**EXCERPTED RECORDS**:
--------------------

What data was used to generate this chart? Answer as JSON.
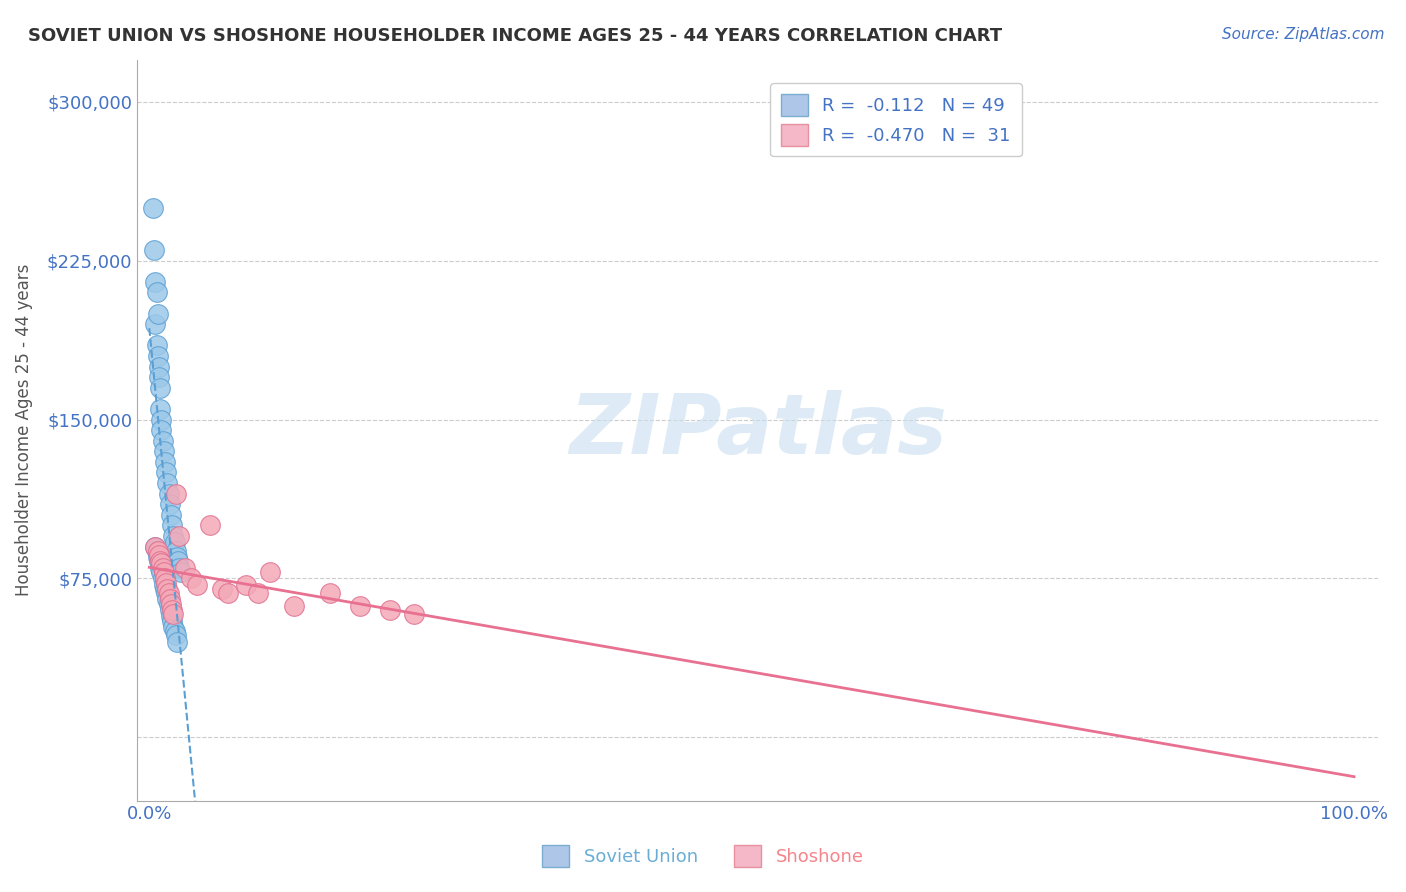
{
  "title": "SOVIET UNION VS SHOSHONE HOUSEHOLDER INCOME AGES 25 - 44 YEARS CORRELATION CHART",
  "source": "Source: ZipAtlas.com",
  "ylabel": "Householder Income Ages 25 - 44 years",
  "y_tick_labels": [
    "",
    "$75,000",
    "$150,000",
    "$225,000",
    "$300,000"
  ],
  "y_ticks": [
    0,
    75000,
    150000,
    225000,
    300000
  ],
  "xlim": [
    -0.01,
    1.02
  ],
  "ylim": [
    -30000,
    320000
  ],
  "su_color_fill": "#9dc8e8",
  "su_color_edge": "#5a9fd4",
  "sh_color_fill": "#f4aab8",
  "sh_color_edge": "#e07090",
  "su_line_color": "#5a9fd4",
  "sh_line_color": "#e87090",
  "legend_su_fill": "#aec6e8",
  "legend_su_edge": "#7aadd0",
  "legend_sh_fill": "#f4b8c8",
  "legend_sh_edge": "#e890a0",
  "legend_label_su": "R =  -0.112   N = 49",
  "legend_label_sh": "R =  -0.470   N =  31",
  "bottom_label_su": "Soviet Union",
  "bottom_label_sh": "Shoshone",
  "bottom_su_color": "#6aaed6",
  "bottom_sh_color": "#f4868c",
  "watermark": "ZIPatlas",
  "watermark_color": "#c8dff0",
  "grid_color": "#cccccc",
  "background_color": "#ffffff",
  "title_color": "#333333",
  "axis_label_color": "#555555",
  "tick_label_color": "#4472c4",
  "su_x": [
    0.003,
    0.004,
    0.005,
    0.005,
    0.006,
    0.006,
    0.007,
    0.007,
    0.008,
    0.008,
    0.009,
    0.009,
    0.01,
    0.01,
    0.011,
    0.012,
    0.013,
    0.014,
    0.015,
    0.016,
    0.017,
    0.018,
    0.019,
    0.02,
    0.021,
    0.022,
    0.023,
    0.024,
    0.025,
    0.026,
    0.005,
    0.006,
    0.007,
    0.008,
    0.009,
    0.01,
    0.011,
    0.012,
    0.013,
    0.014,
    0.015,
    0.016,
    0.017,
    0.018,
    0.019,
    0.02,
    0.021,
    0.022,
    0.023
  ],
  "su_y": [
    250000,
    230000,
    215000,
    195000,
    210000,
    185000,
    200000,
    180000,
    175000,
    170000,
    165000,
    155000,
    150000,
    145000,
    140000,
    135000,
    130000,
    125000,
    120000,
    115000,
    110000,
    105000,
    100000,
    95000,
    92000,
    88000,
    85000,
    83000,
    80000,
    78000,
    90000,
    88000,
    85000,
    83000,
    80000,
    78000,
    75000,
    72000,
    70000,
    68000,
    65000,
    63000,
    60000,
    57000,
    55000,
    52000,
    50000,
    48000,
    45000
  ],
  "sh_x": [
    0.005,
    0.007,
    0.008,
    0.009,
    0.01,
    0.011,
    0.012,
    0.013,
    0.014,
    0.015,
    0.016,
    0.017,
    0.018,
    0.019,
    0.02,
    0.022,
    0.025,
    0.03,
    0.035,
    0.04,
    0.05,
    0.06,
    0.065,
    0.08,
    0.09,
    0.1,
    0.12,
    0.15,
    0.175,
    0.2,
    0.22
  ],
  "sh_y": [
    90000,
    88000,
    86000,
    83000,
    82000,
    80000,
    78000,
    75000,
    73000,
    70000,
    68000,
    65000,
    63000,
    60000,
    58000,
    115000,
    95000,
    80000,
    75000,
    72000,
    100000,
    70000,
    68000,
    72000,
    68000,
    78000,
    62000,
    68000,
    62000,
    60000,
    58000
  ]
}
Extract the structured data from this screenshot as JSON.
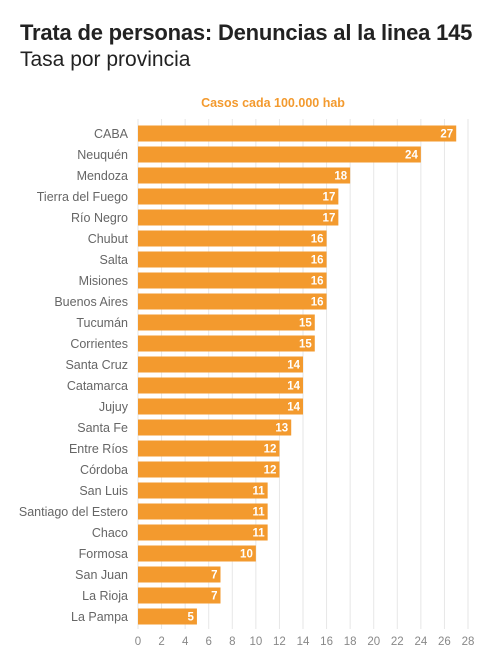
{
  "title": "Trata de personas: Denuncias al la linea 145",
  "subtitle": "Tasa por provincia",
  "colors": {
    "bar": "#F39A2E",
    "axis_title": "#F39A2E",
    "grid": "#E6E6E6"
  },
  "chart_data": {
    "type": "bar",
    "orientation": "horizontal",
    "axis_title": "Casos cada 100.000 hab",
    "categories": [
      "CABA",
      "Neuquén",
      "Mendoza",
      "Tierra del Fuego",
      "Río Negro",
      "Chubut",
      "Salta",
      "Misiones",
      "Buenos Aires",
      "Tucumán",
      "Corrientes",
      "Santa Cruz",
      "Catamarca",
      "Jujuy",
      "Santa Fe",
      "Entre Ríos",
      "Córdoba",
      "San Luis",
      "Santiago del Estero",
      "Chaco",
      "Formosa",
      "San Juan",
      "La Rioja",
      "La Pampa"
    ],
    "values": [
      27,
      24,
      18,
      17,
      17,
      16,
      16,
      16,
      16,
      15,
      15,
      14,
      14,
      14,
      13,
      12,
      12,
      11,
      11,
      11,
      10,
      7,
      7,
      5
    ],
    "xlim": [
      0,
      28
    ],
    "xticks": [
      0,
      2,
      4,
      6,
      8,
      10,
      12,
      14,
      16,
      18,
      20,
      22,
      24,
      26,
      28
    ],
    "grid": true
  }
}
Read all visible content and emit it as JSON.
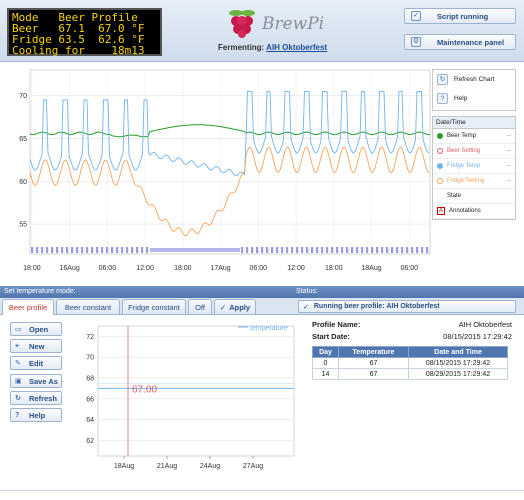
{
  "lcd": {
    "lines": [
      "Mode   Beer Profile",
      "Beer   67.1  67.0 °F",
      "Fridge 63.5  62.6 °F",
      "Cooling for    18m13"
    ]
  },
  "logo": {
    "text": "BrewPi"
  },
  "fermenting": {
    "label": "Fermenting:",
    "name": "AIH Oktoberfest"
  },
  "header_buttons": {
    "script": "Script running",
    "maintenance": "Maintenance panel"
  },
  "chart_controls": {
    "refresh": "Refresh Chart",
    "help": "Help"
  },
  "legend": {
    "header": "Date/Time",
    "items": [
      {
        "label": "Beer Temp",
        "color": "#2a9d2a",
        "value": "--"
      },
      {
        "label": "Beer Setting",
        "color": "#e06060",
        "value": "--"
      },
      {
        "label": "Fridge Temp",
        "color": "#6fb4ef",
        "value": "--"
      },
      {
        "label": "Fridge Setting",
        "color": "#f4a460",
        "value": "--"
      },
      {
        "label": "State",
        "color": "",
        "value": ""
      },
      {
        "label": "Annotations",
        "color": "#cc0000",
        "value": ""
      }
    ]
  },
  "chart_data": [
    {
      "type": "line",
      "title": "",
      "yticks": [
        55,
        60,
        65,
        70
      ],
      "ylim": [
        51.5,
        73
      ],
      "xtick_labels": [
        "18:00",
        "16Aug",
        "06:00",
        "12:00",
        "18:00",
        "17Aug",
        "06:00",
        "12:00",
        "18:00",
        "18Aug",
        "06:00"
      ],
      "series": [
        {
          "name": "Beer Temp",
          "color": "#2a9d2a"
        },
        {
          "name": "Fridge Temp",
          "color": "#6fb4ef"
        },
        {
          "name": "Fridge Setting",
          "color": "#f4a460"
        }
      ]
    },
    {
      "type": "line",
      "legend": "temperature",
      "yticks": [
        62,
        64,
        66,
        68,
        70,
        72
      ],
      "ylim": [
        60.5,
        73
      ],
      "xtick_labels": [
        "18Aug",
        "21Aug",
        "24Aug",
        "27Aug"
      ],
      "value_label": "67.00",
      "series": [
        {
          "name": "temperature",
          "values": [
            67,
            67
          ]
        }
      ]
    }
  ],
  "mode_panel": {
    "title": "Set temperature mode:",
    "tabs": [
      "Beer profile",
      "Beer constant",
      "Fridge constant",
      "Off"
    ],
    "apply": "Apply",
    "buttons": [
      "Open",
      "New",
      "Edit",
      "Save As",
      "Refresh",
      "Help"
    ]
  },
  "status_panel": {
    "title": "Status:",
    "status": "Running beer profile: AIH Oktoberfest"
  },
  "profile": {
    "name_label": "Profile Name:",
    "name": "AIH Oktoberfest",
    "start_label": "Start Date:",
    "start": "08/15/2015 17:29:42",
    "columns": [
      "Day",
      "Temperature",
      "Date and Time"
    ],
    "rows": [
      [
        "0",
        "67",
        "08/15/2015 17:29:42"
      ],
      [
        "14",
        "67",
        "08/29/2015 17:29:42"
      ]
    ]
  }
}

--------------------

**SET PROBLEM**:
Extract every line above containing the word "JSON".

**EXERCISE RESPONSE**:
What data was used to generate this chart? Answer as JSON.
Extract the structured data from this screenshot as JSON.
Read all visible content and emit it as JSON.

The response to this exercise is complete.